▶ **SUPPLIED MATERIAL**

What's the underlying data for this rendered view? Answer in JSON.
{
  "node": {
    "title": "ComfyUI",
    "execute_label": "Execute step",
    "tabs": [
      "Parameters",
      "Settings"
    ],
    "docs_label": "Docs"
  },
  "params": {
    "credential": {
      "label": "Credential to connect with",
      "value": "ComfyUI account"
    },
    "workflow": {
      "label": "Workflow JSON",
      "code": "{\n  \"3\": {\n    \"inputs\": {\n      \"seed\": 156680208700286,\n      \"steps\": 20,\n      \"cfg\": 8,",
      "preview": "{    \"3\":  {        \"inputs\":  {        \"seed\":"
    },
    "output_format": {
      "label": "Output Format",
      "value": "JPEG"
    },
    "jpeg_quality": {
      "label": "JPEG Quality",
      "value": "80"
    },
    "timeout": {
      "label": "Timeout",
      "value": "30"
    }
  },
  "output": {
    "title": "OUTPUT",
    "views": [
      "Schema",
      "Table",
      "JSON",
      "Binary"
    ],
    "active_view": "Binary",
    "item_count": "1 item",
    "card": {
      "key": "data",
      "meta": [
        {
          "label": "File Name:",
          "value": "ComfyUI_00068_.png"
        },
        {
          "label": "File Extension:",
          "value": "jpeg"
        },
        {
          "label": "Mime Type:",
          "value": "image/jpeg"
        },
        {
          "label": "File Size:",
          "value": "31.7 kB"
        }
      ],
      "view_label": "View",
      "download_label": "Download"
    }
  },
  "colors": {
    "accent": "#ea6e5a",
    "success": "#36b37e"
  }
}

▶ **EXERCISE DESCRIPTION**
Locate all lines in the listing above with the word "File". Copy them.

▶ **WRITTEN SOLUTION**
          "label": "File Name:",
          "label": "File Extension:",
          "label": "File Size:",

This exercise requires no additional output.